## REQUEST
Set down each line of the data below exactly as it stands, dropping the pictures.

## SOURCE DATA

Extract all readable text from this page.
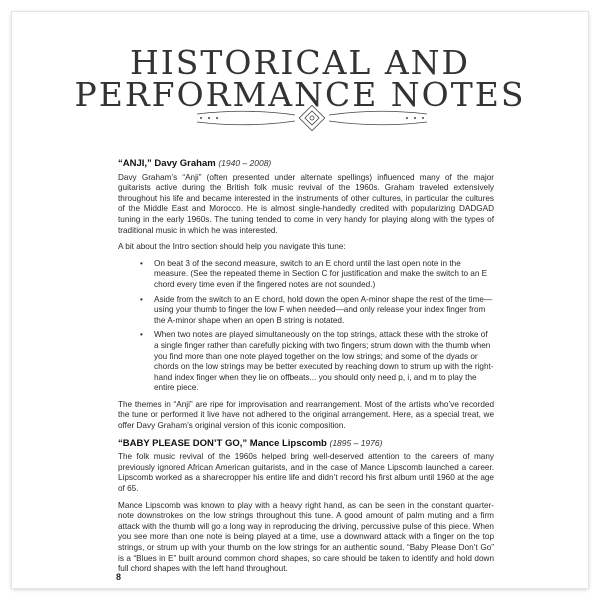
HISTORICAL AND
PERFORMANCE NOTES
“ANJI,” Davy Graham (1940 – 2008)

Davy Graham’s “Anji” (often presented under alternate spellings) influenced many of the major guitarists active during the British folk music revival of the 1960s. Graham traveled extensively throughout his life and became interested in the instruments of other cultures, in particular the cultures of the Middle East and Morocco. He is almost single-handedly credited with popularizing DADGAD tuning in the early 1960s. The tuning tended to come in very handy for playing along with the types of traditional music in which he was interested.

A bit about the Intro section should help you navigate this tune:

• On beat 3 of the second measure, switch to an E chord until the last open note in the measure. (See the repeated theme in Section C for justification and make the switch to an E chord every time even if the fingered notes are not sounded.)
• Aside from the switch to an E chord, hold down the open A-minor shape the rest of the time—using your thumb to finger the low F when needed—and only release your index finger from the A-minor shape when an open B string is notated.
• When two notes are played simultaneously on the top strings, attack these with the stroke of a single finger rather than carefully picking with two fingers; strum down with the thumb when you find more than one note played together on the low strings; and some of the dyads or chords on the low strings may be better executed by reaching down to strum up with the right-hand index finger when they lie on offbeats... you should only need p, i, and m to play the entire piece.

The themes in “Anji” are ripe for improvisation and rearrangement. Most of the artists who’ve recorded the tune or performed it live have not adhered to the original arrangement. Here, as a special treat, we offer Davy Graham’s original version of this iconic composition.

“BABY PLEASE DON’T GO,” Mance Lipscomb (1895 – 1976)

The folk music revival of the 1960s helped bring well-deserved attention to the careers of many previously ignored African American guitarists, and in the case of Mance Lipscomb launched a career. Lipscomb worked as a sharecropper his entire life and didn’t record his first album until 1960 at the age of 65.

Mance Lipscomb was known to play with a heavy right hand, as can be seen in the constant quarter-note downstrokes on the low strings throughout this tune. A good amount of palm muting and a firm attack with the thumb will go a long way in reproducing the driving, percussive pulse of this piece. When you see more than one note is being played at a time, use a downward attack with a finger on the top strings, or strum up with your thumb on the low strings for an authentic sound. “Baby Please Don’t Go” is a “Blues in E” built around common chord shapes, so care should be taken to identify and hold down full chord shapes with the left hand throughout.

8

## FINAL RESULT
Extract all readable text from this page.
HISTORICAL AND
PERFORMANCE NOTES
“ANJI,” Davy Graham (1940 – 2008)

Davy Graham’s “Anji” (often presented under alternate spellings) influenced many of the major guitarists active during the British folk music revival of the 1960s. Graham traveled extensively throughout his life and became interested in the instruments of other cultures, in particular the cultures of the Middle East and Morocco. He is almost single-handedly credited with popularizing DADGAD tuning in the early 1960s. The tuning tended to come in very handy for playing along with the types of traditional music in which he was interested.

A bit about the Intro section should help you navigate this tune:

• On beat 3 of the second measure, switch to an E chord until the last open note in the measure. (See the repeated theme in Section C for justification and make the switch to an E chord every time even if the fingered notes are not sounded.)
• Aside from the switch to an E chord, hold down the open A-minor shape the rest of the time—using your thumb to finger the low F when needed—and only release your index finger from the A-minor shape when an open B string is notated.
• When two notes are played simultaneously on the top strings, attack these with the stroke of a single finger rather than carefully picking with two fingers; strum down with the thumb when you find more than one note played together on the low strings; and some of the dyads or chords on the low strings may be better executed by reaching down to strum up with the right-hand index finger when they lie on offbeats... you should only need p, i, and m to play the entire piece.

The themes in “Anji” are ripe for improvisation and rearrangement. Most of the artists who’ve recorded the tune or performed it live have not adhered to the original arrangement. Here, as a special treat, we offer Davy Graham’s original version of this iconic composition.

“BABY PLEASE DON’T GO,” Mance Lipscomb (1895 – 1976)

The folk music revival of the 1960s helped bring well-deserved attention to the careers of many previously ignored African American guitarists, and in the case of Mance Lipscomb launched a career. Lipscomb worked as a sharecropper his entire life and didn’t record his first album until 1960 at the age of 65.

Mance Lipscomb was known to play with a heavy right hand, as can be seen in the constant quarter-note downstrokes on the low strings throughout this tune. A good amount of palm muting and a firm attack with the thumb will go a long way in reproducing the driving, percussive pulse of this piece. When you see more than one note is being played at a time, use a downward attack with a finger on the top strings, or strum up with your thumb on the low strings for an authentic sound. “Baby Please Don’t Go” is a “Blues in E” built around common chord shapes, so care should be taken to identify and hold down full chord shapes with the left hand throughout.

8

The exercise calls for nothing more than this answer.